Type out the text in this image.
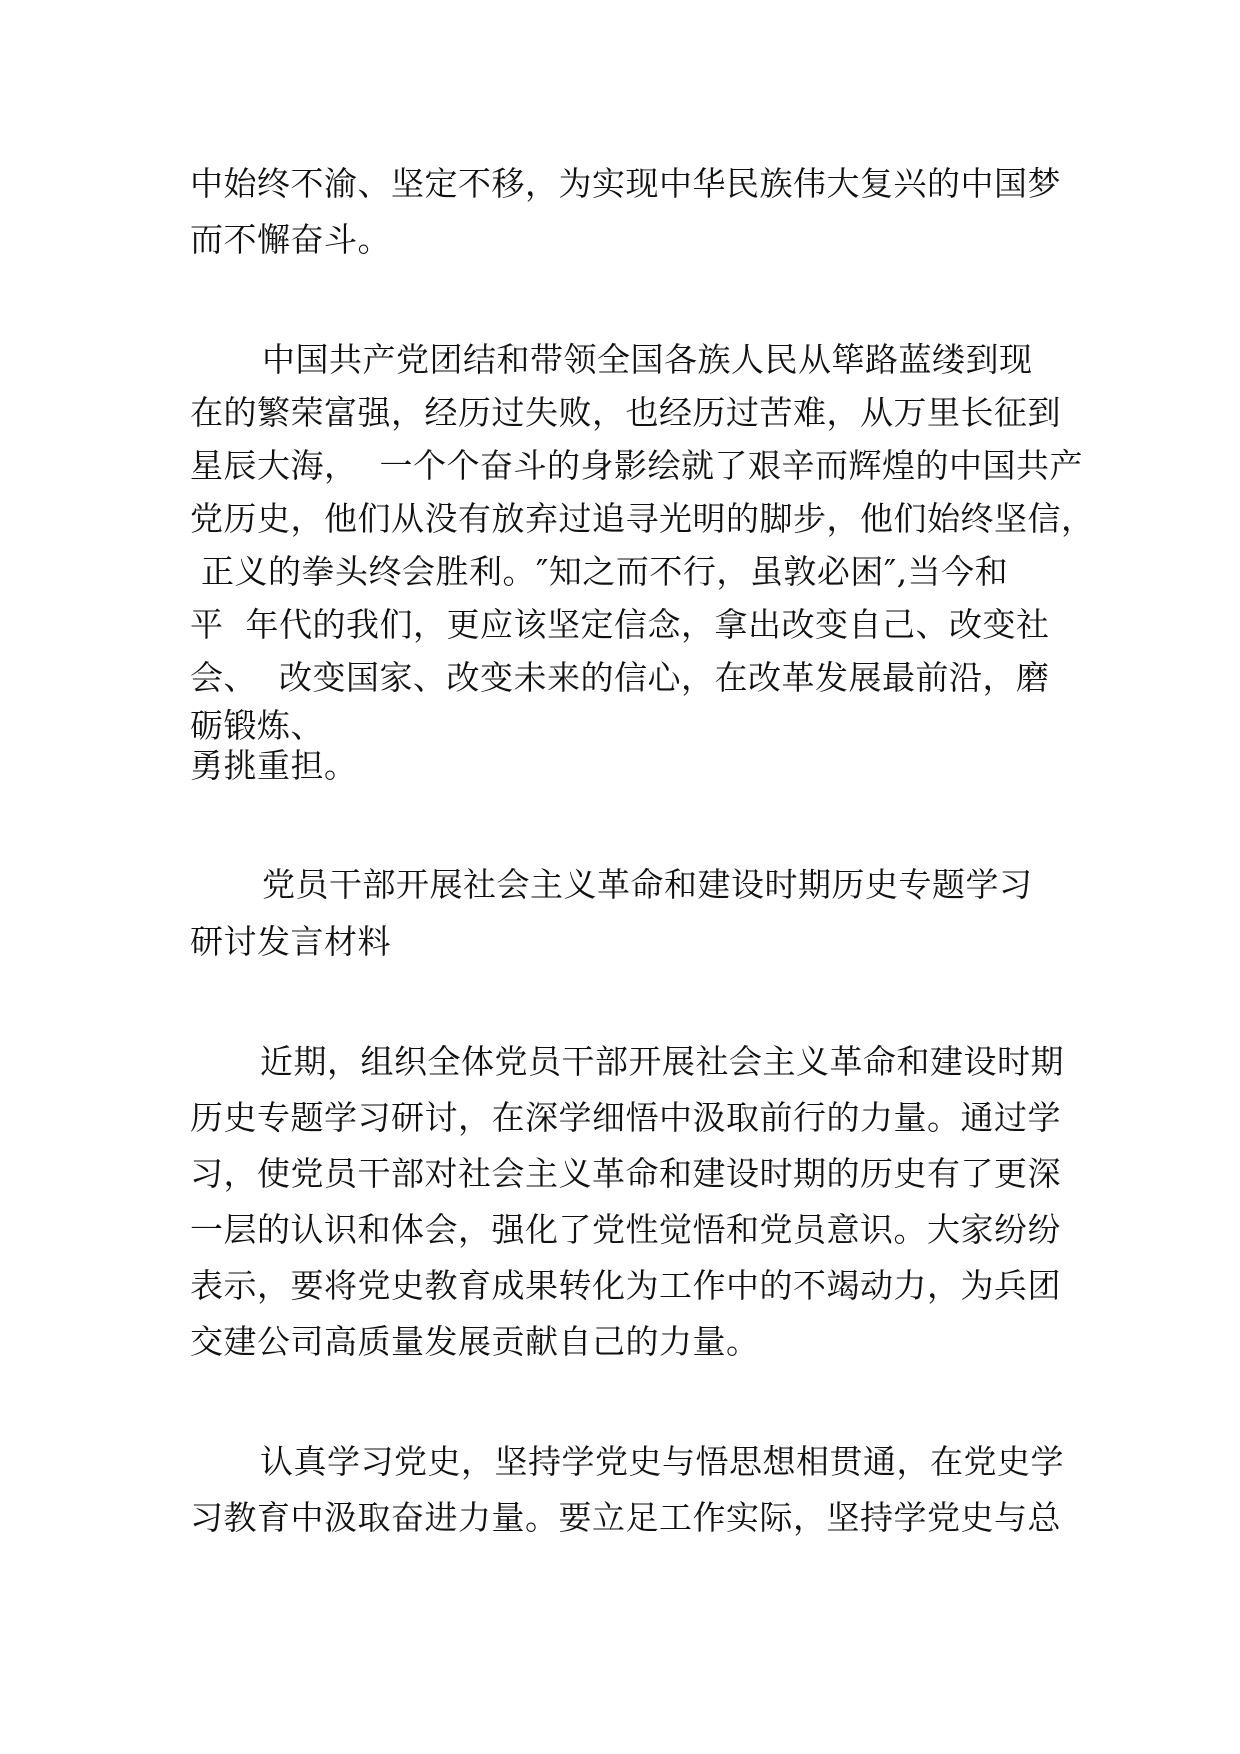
中始终不渝、坚定不移，为实现中华民族伟大复兴的中国梦
而不懈奋斗。
中国共产党团结和带领全国各族人民从筚路蓝缕到现
在的繁荣富强，经历过失败，也经历过苦难，从万里长征到
星辰大海，  一个个奋斗的身影绘就了艰辛而辉煌的中国共产
党历史，他们从没有放弃过追寻光明的脚步，他们始终坚信，
正义的拳头终会胜利。″知之而不行，虽敦必困″,当今和
平  年代的我们，更应该坚定信念，拿出改变自己、改变社
会、  改变国家、改变未来的信心，在改革发展最前沿，磨
砺锻炼、
勇挑重担。
党员干部开展社会主义革命和建设时期历史专题学习
研讨发言材料
近期，组织全体党员干部开展社会主义革命和建设时期
历史专题学习研讨，在深学细悟中汲取前行的力量。通过学
习，使党员干部对社会主义革命和建设时期的历史有了更深
一层的认识和体会，强化了党性觉悟和党员意识。大家纷纷
表示，要将党史教育成果转化为工作中的不竭动力，为兵团
交建公司高质量发展贡献自己的力量。
认真学习党史，坚持学党史与悟思想相贯通，在党史学
习教育中汲取奋进力量。要立足工作实际，坚持学党史与总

__Goal__. Every record above must be given again exactly; drop the pictures.

__Response__.
Type out the text in this image.
中始终不渝、坚定不移，为实现中华民族伟大复兴的中国梦
而不懈奋斗。
中国共产党团结和带领全国各族人民从筚路蓝缕到现
在的繁荣富强，经历过失败，也经历过苦难，从万里长征到
星辰大海，  一个个奋斗的身影绘就了艰辛而辉煌的中国共产
党历史，他们从没有放弃过追寻光明的脚步，他们始终坚信，
正义的拳头终会胜利。″知之而不行，虽敦必困″,当今和
平  年代的我们，更应该坚定信念，拿出改变自己、改变社
会、  改变国家、改变未来的信心，在改革发展最前沿，磨
砺锻炼、
勇挑重担。
党员干部开展社会主义革命和建设时期历史专题学习
研讨发言材料
近期，组织全体党员干部开展社会主义革命和建设时期
历史专题学习研讨，在深学细悟中汲取前行的力量。通过学
习，使党员干部对社会主义革命和建设时期的历史有了更深
一层的认识和体会，强化了党性觉悟和党员意识。大家纷纷
表示，要将党史教育成果转化为工作中的不竭动力，为兵团
交建公司高质量发展贡献自己的力量。
认真学习党史，坚持学党史与悟思想相贯通，在党史学
习教育中汲取奋进力量。要立足工作实际，坚持学党史与总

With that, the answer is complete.